Problem:
Identify each line below that contains the word "Output", and copy it out.

####

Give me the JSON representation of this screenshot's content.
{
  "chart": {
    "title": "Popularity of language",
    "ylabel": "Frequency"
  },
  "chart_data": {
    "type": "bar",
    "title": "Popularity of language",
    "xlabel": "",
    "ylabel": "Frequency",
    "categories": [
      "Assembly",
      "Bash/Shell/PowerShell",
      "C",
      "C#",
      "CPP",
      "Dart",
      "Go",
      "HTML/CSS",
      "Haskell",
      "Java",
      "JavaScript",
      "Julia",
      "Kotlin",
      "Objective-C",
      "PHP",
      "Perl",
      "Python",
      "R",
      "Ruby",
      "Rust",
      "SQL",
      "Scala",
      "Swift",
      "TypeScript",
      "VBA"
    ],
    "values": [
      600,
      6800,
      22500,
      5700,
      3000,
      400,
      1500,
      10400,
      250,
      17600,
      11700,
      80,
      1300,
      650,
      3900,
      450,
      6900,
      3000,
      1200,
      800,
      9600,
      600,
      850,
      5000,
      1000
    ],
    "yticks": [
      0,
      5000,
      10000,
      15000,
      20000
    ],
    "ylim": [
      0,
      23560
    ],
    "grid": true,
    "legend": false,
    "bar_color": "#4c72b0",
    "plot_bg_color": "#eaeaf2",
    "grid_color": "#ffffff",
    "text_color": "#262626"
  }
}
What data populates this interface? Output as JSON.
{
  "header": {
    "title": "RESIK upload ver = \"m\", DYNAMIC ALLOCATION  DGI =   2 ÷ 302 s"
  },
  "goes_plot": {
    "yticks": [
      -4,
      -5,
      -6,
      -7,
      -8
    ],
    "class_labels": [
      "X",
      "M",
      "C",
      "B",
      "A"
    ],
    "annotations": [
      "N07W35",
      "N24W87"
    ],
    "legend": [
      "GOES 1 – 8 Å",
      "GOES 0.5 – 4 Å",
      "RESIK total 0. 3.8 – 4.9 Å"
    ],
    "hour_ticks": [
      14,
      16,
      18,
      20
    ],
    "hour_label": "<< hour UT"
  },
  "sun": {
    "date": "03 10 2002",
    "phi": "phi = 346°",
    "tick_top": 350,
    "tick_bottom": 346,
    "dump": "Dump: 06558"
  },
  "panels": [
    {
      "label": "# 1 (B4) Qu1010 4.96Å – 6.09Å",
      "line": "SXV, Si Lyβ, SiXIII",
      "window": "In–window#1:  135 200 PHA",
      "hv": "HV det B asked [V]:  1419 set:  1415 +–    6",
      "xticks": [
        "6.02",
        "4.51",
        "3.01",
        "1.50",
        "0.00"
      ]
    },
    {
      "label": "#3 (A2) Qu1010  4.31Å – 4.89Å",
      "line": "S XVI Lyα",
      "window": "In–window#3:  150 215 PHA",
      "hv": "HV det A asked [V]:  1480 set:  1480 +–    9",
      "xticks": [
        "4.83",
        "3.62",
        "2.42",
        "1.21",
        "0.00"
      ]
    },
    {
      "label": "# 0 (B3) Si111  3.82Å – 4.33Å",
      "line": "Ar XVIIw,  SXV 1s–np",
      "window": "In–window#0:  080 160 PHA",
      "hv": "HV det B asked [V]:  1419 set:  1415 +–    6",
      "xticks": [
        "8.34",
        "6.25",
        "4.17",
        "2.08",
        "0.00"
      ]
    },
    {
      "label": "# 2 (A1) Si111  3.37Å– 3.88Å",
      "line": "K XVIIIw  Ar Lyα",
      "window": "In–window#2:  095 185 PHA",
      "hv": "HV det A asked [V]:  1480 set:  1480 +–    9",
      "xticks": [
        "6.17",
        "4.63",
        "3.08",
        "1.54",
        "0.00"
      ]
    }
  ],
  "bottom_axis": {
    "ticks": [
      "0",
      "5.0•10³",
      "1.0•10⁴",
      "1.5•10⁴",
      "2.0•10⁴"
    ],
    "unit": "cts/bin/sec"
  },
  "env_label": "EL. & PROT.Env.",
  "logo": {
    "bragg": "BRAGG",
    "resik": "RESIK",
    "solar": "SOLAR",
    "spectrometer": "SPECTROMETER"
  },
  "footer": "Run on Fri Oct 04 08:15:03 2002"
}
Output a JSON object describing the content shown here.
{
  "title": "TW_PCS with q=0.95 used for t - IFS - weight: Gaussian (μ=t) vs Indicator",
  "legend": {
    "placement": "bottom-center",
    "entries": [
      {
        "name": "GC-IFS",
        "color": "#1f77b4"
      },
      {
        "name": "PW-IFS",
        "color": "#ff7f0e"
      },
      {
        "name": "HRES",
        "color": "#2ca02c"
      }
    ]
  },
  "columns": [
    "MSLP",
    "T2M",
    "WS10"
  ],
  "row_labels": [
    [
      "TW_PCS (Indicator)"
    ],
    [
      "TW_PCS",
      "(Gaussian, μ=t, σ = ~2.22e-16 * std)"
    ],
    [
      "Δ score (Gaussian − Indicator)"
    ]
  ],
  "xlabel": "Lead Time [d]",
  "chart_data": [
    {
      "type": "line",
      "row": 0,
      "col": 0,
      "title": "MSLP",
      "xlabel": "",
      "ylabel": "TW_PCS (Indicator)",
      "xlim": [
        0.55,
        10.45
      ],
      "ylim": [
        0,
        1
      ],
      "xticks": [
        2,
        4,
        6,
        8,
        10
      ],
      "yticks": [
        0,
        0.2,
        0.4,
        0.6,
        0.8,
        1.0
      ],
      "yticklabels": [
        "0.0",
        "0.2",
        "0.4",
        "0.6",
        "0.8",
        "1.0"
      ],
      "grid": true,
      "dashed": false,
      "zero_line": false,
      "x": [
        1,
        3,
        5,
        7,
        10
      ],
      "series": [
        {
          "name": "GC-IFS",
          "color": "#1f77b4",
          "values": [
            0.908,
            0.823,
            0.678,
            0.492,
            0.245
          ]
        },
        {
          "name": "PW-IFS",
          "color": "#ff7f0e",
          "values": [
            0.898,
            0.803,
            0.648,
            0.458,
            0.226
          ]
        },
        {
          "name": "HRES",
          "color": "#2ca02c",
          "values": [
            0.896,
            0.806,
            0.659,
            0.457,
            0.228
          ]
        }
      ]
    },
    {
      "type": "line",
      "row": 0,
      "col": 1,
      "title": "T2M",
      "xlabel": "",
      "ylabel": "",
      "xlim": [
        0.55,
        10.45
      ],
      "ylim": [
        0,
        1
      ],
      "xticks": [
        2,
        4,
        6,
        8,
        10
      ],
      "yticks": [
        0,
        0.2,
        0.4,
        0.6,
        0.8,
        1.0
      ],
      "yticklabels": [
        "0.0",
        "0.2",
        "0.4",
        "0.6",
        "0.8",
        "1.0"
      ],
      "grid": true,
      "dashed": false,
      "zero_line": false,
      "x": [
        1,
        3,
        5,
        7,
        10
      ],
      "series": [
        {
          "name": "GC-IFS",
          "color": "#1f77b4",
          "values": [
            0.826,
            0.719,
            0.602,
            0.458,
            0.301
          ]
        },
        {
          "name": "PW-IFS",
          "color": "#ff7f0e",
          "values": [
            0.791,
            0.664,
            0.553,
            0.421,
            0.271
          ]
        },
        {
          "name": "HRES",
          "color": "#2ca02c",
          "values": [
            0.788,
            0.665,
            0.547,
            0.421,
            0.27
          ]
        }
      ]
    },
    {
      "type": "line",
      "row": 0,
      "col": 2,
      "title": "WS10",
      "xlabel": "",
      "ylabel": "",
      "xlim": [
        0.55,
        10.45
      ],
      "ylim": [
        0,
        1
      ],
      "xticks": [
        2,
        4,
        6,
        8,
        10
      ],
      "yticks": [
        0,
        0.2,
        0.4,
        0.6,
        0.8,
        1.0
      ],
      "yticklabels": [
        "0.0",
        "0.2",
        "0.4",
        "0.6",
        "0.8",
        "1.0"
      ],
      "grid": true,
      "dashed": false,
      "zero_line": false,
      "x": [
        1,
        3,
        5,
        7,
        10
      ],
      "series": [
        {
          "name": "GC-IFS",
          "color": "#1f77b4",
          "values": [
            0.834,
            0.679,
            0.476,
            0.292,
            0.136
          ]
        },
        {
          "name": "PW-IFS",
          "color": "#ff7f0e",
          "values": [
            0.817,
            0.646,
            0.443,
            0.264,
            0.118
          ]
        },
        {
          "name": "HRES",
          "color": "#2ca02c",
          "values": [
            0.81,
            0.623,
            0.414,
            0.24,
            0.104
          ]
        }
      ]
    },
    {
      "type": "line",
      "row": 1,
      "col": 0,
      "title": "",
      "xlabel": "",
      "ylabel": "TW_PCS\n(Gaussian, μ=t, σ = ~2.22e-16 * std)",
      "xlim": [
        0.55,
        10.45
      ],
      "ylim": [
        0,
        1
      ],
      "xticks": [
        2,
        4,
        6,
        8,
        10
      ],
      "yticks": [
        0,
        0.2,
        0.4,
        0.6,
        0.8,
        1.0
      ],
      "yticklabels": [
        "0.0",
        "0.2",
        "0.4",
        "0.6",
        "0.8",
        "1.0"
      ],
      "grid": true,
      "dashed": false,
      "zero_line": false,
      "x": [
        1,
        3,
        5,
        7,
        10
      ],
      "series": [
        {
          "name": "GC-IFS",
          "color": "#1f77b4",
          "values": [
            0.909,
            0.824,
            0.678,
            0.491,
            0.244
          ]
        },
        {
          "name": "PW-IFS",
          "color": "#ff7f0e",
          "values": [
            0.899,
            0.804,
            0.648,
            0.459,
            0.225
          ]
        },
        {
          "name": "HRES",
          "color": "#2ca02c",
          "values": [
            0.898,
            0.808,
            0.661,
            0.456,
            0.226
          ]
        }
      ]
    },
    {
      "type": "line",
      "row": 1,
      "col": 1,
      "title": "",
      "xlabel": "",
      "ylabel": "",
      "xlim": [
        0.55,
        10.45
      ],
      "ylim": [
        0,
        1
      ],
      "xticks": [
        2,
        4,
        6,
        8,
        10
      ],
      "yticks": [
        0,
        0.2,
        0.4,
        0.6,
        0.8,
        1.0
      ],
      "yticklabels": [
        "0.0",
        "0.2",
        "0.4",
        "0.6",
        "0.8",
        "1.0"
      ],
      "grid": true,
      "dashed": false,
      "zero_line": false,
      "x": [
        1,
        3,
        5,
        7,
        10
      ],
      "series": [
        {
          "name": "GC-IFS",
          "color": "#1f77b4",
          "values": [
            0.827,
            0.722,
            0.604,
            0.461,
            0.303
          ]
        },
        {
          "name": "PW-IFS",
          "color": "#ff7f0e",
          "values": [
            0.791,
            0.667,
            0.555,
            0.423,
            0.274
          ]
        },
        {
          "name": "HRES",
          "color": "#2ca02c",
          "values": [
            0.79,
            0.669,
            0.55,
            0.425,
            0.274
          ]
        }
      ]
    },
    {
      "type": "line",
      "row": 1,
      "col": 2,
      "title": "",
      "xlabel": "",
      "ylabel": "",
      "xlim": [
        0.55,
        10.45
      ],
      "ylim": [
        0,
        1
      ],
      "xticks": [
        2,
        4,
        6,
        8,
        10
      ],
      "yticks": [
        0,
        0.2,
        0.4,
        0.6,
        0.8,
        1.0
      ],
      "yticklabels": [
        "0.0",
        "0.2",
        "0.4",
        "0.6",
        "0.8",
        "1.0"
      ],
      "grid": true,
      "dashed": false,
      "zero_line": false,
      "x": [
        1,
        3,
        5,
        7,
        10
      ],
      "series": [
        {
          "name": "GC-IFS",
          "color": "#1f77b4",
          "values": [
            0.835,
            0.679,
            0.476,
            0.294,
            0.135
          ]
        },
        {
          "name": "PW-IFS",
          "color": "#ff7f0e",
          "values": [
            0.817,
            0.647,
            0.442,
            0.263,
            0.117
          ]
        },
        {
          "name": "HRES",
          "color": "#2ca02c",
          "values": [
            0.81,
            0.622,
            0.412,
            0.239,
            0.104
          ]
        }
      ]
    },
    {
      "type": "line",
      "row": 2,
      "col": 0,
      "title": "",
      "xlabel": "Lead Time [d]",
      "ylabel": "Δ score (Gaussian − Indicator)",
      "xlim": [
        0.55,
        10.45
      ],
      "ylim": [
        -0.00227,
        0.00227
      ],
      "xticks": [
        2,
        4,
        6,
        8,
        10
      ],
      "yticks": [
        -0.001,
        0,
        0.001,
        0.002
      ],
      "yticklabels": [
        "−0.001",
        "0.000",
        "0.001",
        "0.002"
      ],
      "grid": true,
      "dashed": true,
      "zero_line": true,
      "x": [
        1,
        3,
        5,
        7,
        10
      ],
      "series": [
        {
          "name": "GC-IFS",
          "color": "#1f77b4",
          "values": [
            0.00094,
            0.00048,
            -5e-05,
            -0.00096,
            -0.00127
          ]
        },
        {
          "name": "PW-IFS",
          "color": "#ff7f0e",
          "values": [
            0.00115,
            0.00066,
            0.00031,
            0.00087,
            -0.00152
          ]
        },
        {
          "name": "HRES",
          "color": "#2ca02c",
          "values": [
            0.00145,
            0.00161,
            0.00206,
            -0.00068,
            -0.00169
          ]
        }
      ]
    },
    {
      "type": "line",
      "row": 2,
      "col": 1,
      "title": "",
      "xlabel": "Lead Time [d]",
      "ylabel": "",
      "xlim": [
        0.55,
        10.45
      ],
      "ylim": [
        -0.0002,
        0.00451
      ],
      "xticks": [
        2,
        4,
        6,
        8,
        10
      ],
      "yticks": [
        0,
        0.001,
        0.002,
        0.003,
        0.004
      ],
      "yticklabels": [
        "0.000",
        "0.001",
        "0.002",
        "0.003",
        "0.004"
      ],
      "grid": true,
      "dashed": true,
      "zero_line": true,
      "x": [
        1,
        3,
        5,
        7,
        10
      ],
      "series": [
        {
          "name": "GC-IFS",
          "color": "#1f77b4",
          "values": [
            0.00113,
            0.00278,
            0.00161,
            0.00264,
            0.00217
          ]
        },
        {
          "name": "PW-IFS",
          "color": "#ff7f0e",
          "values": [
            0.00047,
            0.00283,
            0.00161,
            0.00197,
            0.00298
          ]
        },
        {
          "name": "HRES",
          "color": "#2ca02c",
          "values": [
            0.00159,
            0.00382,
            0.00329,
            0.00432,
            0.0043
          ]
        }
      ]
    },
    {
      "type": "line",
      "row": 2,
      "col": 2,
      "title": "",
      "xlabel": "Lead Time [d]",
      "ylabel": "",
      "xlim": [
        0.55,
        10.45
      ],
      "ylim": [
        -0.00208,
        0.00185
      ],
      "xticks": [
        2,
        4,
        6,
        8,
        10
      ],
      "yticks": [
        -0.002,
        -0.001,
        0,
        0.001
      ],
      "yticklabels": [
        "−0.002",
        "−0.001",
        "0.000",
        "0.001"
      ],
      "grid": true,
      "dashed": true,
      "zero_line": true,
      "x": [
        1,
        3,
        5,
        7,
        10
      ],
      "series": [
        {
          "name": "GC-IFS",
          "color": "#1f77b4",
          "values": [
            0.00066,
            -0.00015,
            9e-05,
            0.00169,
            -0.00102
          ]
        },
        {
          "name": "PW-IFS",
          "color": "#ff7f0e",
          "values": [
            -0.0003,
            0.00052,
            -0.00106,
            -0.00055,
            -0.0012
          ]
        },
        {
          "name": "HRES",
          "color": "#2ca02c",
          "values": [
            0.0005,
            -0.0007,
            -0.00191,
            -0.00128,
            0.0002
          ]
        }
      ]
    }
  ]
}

####

Problem solution:
What data populates this interface? Output as JSON.
Output a JSON object describing the content shown here.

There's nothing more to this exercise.